» PROMPT
Go through the material and write it all out exactly, minus the pictures.

[Dataset items]
— begin —
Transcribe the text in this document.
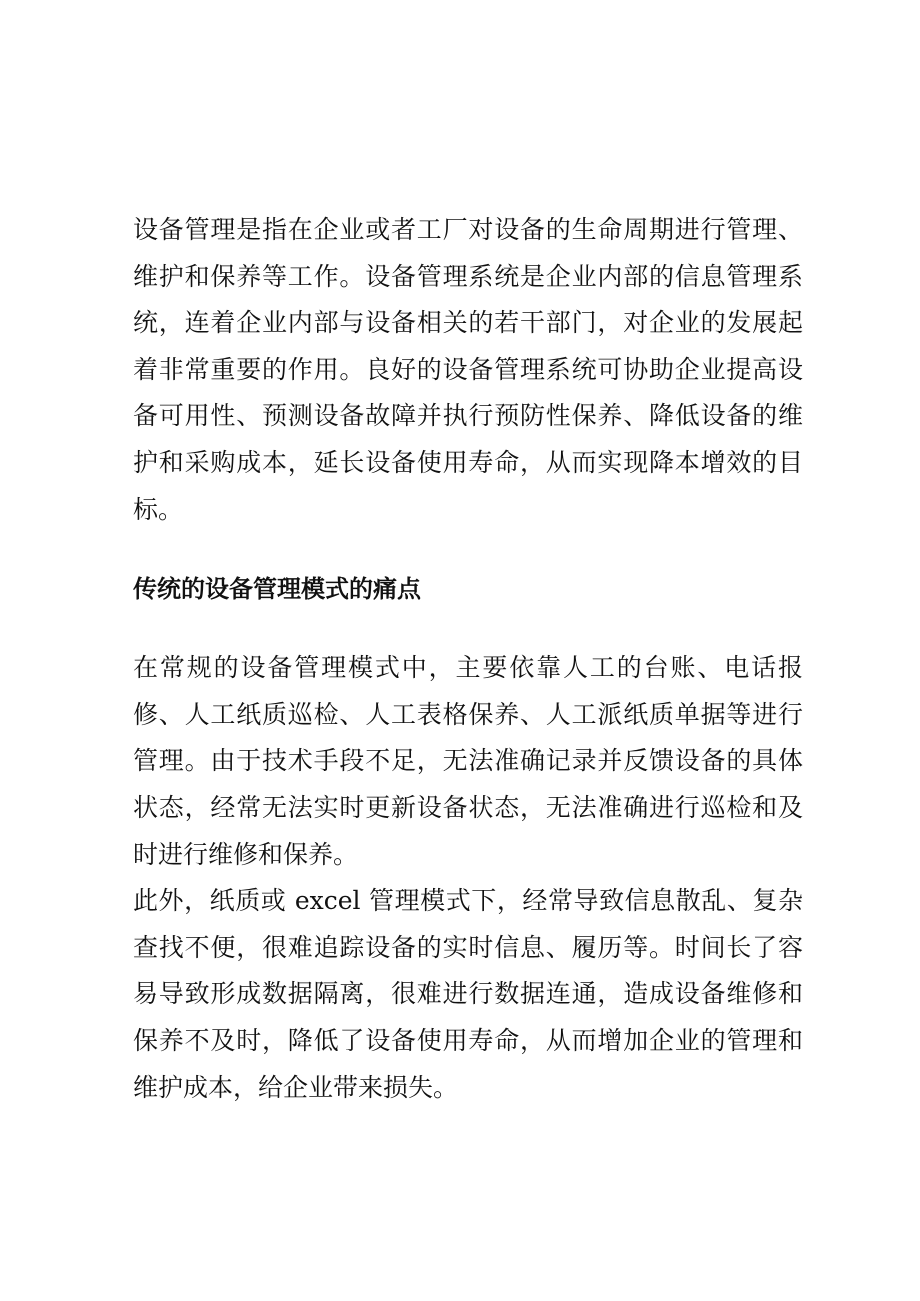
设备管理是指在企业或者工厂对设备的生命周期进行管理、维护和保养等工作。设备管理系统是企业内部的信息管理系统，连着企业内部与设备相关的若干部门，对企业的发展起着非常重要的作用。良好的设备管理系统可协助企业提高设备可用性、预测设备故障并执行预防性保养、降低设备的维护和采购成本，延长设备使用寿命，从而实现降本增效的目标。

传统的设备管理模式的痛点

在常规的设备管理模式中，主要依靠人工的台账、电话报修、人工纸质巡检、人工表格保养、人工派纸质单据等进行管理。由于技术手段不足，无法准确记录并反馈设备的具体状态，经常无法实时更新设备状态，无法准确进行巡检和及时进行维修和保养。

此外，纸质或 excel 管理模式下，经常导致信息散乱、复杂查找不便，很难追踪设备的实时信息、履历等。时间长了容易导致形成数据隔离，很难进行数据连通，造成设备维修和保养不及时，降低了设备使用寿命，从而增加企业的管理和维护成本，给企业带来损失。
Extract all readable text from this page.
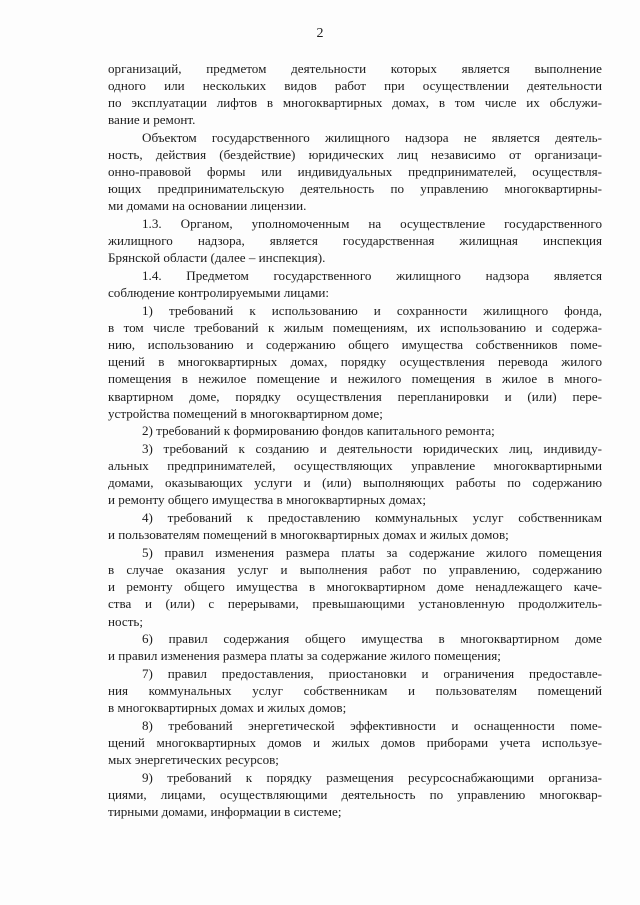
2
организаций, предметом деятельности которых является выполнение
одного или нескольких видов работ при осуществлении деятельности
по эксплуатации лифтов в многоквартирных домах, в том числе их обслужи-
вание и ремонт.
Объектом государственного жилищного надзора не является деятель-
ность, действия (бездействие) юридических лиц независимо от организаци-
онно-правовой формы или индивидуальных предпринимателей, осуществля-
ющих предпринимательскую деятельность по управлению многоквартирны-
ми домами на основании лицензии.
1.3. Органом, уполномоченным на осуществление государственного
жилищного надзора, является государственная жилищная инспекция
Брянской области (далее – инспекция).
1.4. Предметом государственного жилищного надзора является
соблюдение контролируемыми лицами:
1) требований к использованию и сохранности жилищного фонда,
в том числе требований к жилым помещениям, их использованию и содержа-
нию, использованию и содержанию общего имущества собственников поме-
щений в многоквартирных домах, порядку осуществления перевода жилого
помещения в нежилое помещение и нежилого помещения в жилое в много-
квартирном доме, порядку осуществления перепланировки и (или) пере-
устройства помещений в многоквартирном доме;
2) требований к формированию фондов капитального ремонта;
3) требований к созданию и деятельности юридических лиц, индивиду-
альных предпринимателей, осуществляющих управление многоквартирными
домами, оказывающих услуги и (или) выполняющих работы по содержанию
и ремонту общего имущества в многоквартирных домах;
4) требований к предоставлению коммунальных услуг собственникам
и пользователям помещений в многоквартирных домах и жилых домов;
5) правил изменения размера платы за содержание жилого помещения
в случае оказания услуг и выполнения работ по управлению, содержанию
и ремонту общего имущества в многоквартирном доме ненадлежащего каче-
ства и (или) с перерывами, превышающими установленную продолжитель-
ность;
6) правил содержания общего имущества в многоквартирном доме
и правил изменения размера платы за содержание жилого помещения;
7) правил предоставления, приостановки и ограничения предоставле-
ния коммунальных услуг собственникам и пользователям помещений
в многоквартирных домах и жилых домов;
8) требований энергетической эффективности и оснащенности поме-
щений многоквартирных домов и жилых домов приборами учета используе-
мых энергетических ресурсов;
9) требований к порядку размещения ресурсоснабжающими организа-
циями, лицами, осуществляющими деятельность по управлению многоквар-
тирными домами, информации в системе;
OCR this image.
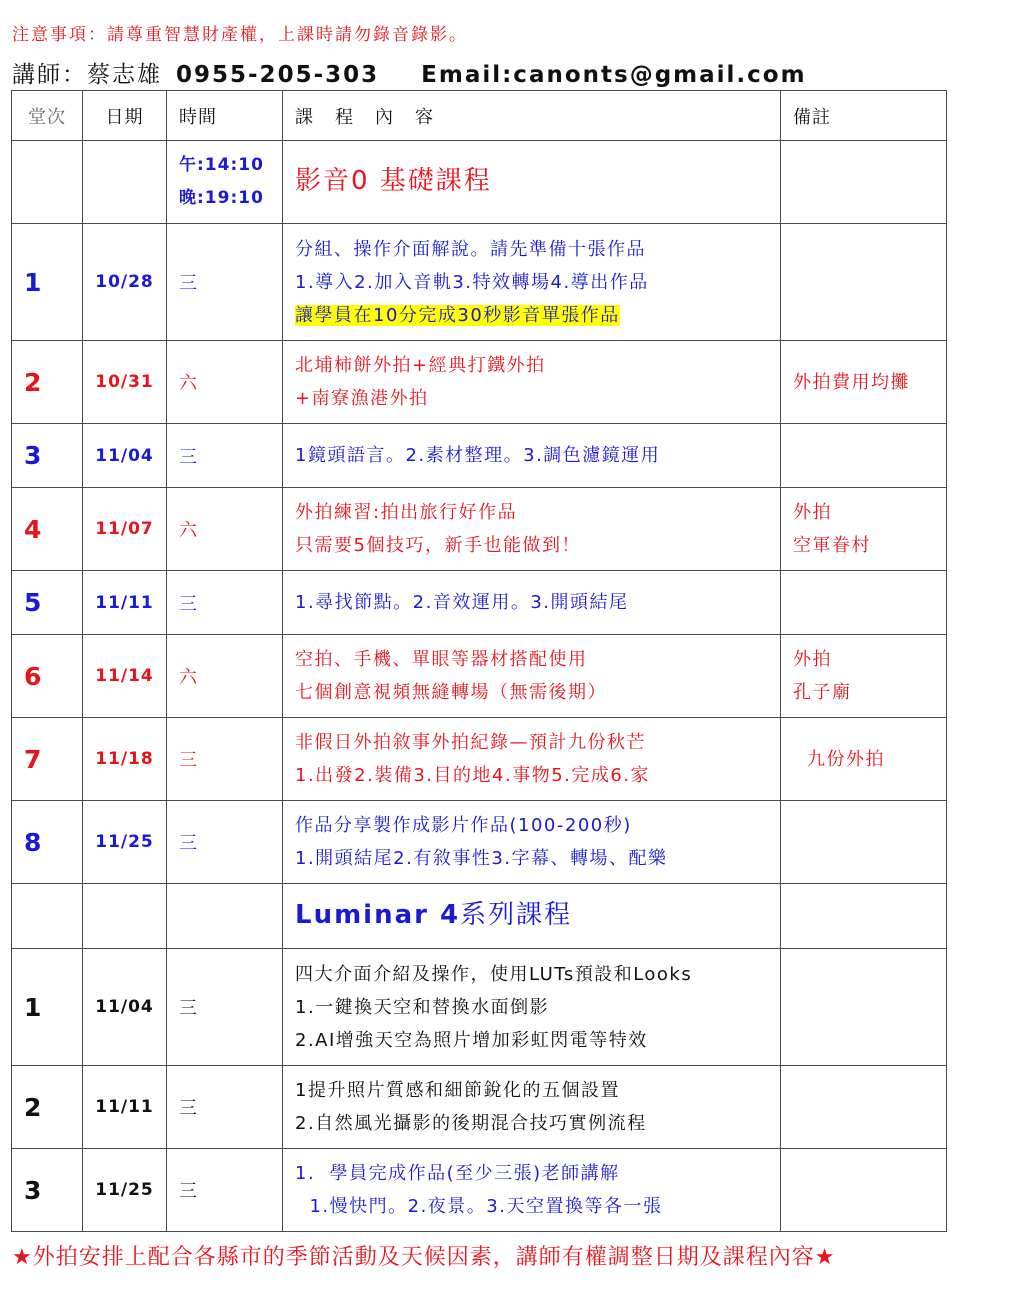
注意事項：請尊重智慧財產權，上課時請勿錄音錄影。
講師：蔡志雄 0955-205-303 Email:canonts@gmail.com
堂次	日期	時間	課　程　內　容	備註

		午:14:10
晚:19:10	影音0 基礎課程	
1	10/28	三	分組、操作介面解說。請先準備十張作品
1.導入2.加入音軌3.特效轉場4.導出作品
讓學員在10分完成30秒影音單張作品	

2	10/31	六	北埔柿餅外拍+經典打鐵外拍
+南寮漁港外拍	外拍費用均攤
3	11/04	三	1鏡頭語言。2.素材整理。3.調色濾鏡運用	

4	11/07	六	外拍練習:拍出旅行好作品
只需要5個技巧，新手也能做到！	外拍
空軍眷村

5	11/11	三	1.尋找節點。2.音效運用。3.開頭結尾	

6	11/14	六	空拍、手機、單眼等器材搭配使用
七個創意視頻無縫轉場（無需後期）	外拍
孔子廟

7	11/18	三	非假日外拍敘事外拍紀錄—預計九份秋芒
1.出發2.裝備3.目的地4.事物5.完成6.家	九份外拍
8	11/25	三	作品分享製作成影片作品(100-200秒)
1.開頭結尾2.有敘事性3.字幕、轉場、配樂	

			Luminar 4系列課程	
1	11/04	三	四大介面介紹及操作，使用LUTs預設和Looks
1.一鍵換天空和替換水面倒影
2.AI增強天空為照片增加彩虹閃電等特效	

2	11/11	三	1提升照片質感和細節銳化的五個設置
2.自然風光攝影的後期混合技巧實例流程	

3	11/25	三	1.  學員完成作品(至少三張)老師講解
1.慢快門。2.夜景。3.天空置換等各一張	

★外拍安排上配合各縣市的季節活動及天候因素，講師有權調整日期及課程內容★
— end —
» RESULT OF THIS TASK
Transcribe the text in this document.
设备管理是指在企业或者工厂对设备的生命周期进行管理、维护和保养等工作。设备管理系统是企业内部的信息管理系统，连着企业内部与设备相关的若干部门，对企业的发展起着非常重要的作用。良好的设备管理系统可协助企业提高设备可用性、预测设备故障并执行预防性保养、降低设备的维护和采购成本，延长设备使用寿命，从而实现降本增效的目标。

传统的设备管理模式的痛点

在常规的设备管理模式中，主要依靠人工的台账、电话报修、人工纸质巡检、人工表格保养、人工派纸质单据等进行管理。由于技术手段不足，无法准确记录并反馈设备的具体状态，经常无法实时更新设备状态，无法准确进行巡检和及时进行维修和保养。

此外，纸质或 excel 管理模式下，经常导致信息散乱、复杂查找不便，很难追踪设备的实时信息、履历等。时间长了容易导致形成数据隔离，很难进行数据连通，造成设备维修和保养不及时，降低了设备使用寿命，从而增加企业的管理和维护成本，给企业带来损失。
Extract all readable text from this page.
2
организаций, предметом деятельности которых является выполнение
одного или нескольких видов работ при осуществлении деятельности
по эксплуатации лифтов в многоквартирных домах, в том числе их обслужи-
вание и ремонт.
Объектом государственного жилищного надзора не является деятель-
ность, действия (бездействие) юридических лиц независимо от организаци-
онно-правовой формы или индивидуальных предпринимателей, осуществля-
ющих предпринимательскую деятельность по управлению многоквартирны-
ми домами на основании лицензии.
1.3. Органом, уполномоченным на осуществление государственного
жилищного надзора, является государственная жилищная инспекция
Брянской области (далее – инспекция).
1.4. Предметом государственного жилищного надзора является
соблюдение контролируемыми лицами:
1) требований к использованию и сохранности жилищного фонда,
в том числе требований к жилым помещениям, их использованию и содержа-
нию, использованию и содержанию общего имущества собственников поме-
щений в многоквартирных домах, порядку осуществления перевода жилого
помещения в нежилое помещение и нежилого помещения в жилое в много-
квартирном доме, порядку осуществления перепланировки и (или) пере-
устройства помещений в многоквартирном доме;
2) требований к формированию фондов капитального ремонта;
3) требований к созданию и деятельности юридических лиц, индивиду-
альных предпринимателей, осуществляющих управление многоквартирными
домами, оказывающих услуги и (или) выполняющих работы по содержанию
и ремонту общего имущества в многоквартирных домах;
4) требований к предоставлению коммунальных услуг собственникам
и пользователям помещений в многоквартирных домах и жилых домов;
5) правил изменения размера платы за содержание жилого помещения
в случае оказания услуг и выполнения работ по управлению, содержанию
и ремонту общего имущества в многоквартирном доме ненадлежащего каче-
ства и (или) с перерывами, превышающими установленную продолжитель-
ность;
6) правил содержания общего имущества в многоквартирном доме
и правил изменения размера платы за содержание жилого помещения;
7) правил предоставления, приостановки и ограничения предоставле-
ния коммунальных услуг собственникам и пользователям помещений
в многоквартирных домах и жилых домов;
8) требований энергетической эффективности и оснащенности поме-
щений многоквартирных домов и жилых домов приборами учета используе-
мых энергетических ресурсов;
9) требований к порядку размещения ресурсоснабжающими организа-
циями, лицами, осуществляющими деятельность по управлению многоквар-
тирными домами, информации в системе;
OCR this image.
注意事項：請尊重智慧財產權，上課時請勿錄音錄影。
講師：蔡志雄 0955-205-303 Email:canonts@gmail.com
堂次	日期	時間	課　程　內　容	備註

		午:14:10
晚:19:10	影音0 基礎課程	
1	10/28	三	分組、操作介面解說。請先準備十張作品
1.導入2.加入音軌3.特效轉場4.導出作品
讓學員在10分完成30秒影音單張作品	

2	10/31	六	北埔柿餅外拍+經典打鐵外拍
+南寮漁港外拍	外拍費用均攤
3	11/04	三	1鏡頭語言。2.素材整理。3.調色濾鏡運用	

4	11/07	六	外拍練習:拍出旅行好作品
只需要5個技巧，新手也能做到！	外拍
空軍眷村

5	11/11	三	1.尋找節點。2.音效運用。3.開頭結尾	

6	11/14	六	空拍、手機、單眼等器材搭配使用
七個創意視頻無縫轉場（無需後期）	外拍
孔子廟

7	11/18	三	非假日外拍敘事外拍紀錄—預計九份秋芒
1.出發2.裝備3.目的地4.事物5.完成6.家	九份外拍
8	11/25	三	作品分享製作成影片作品(100-200秒)
1.開頭結尾2.有敘事性3.字幕、轉場、配樂	

			Luminar 4系列課程	
1	11/04	三	四大介面介紹及操作，使用LUTs預設和Looks
1.一鍵換天空和替換水面倒影
2.AI增強天空為照片增加彩虹閃電等特效	

2	11/11	三	1提升照片質感和細節銳化的五個設置
2.自然風光攝影的後期混合技巧實例流程	

3	11/25	三	1.  學員完成作品(至少三張)老師講解
1.慢快門。2.夜景。3.天空置換等各一張	

★外拍安排上配合各縣市的季節活動及天候因素，講師有權調整日期及課程內容★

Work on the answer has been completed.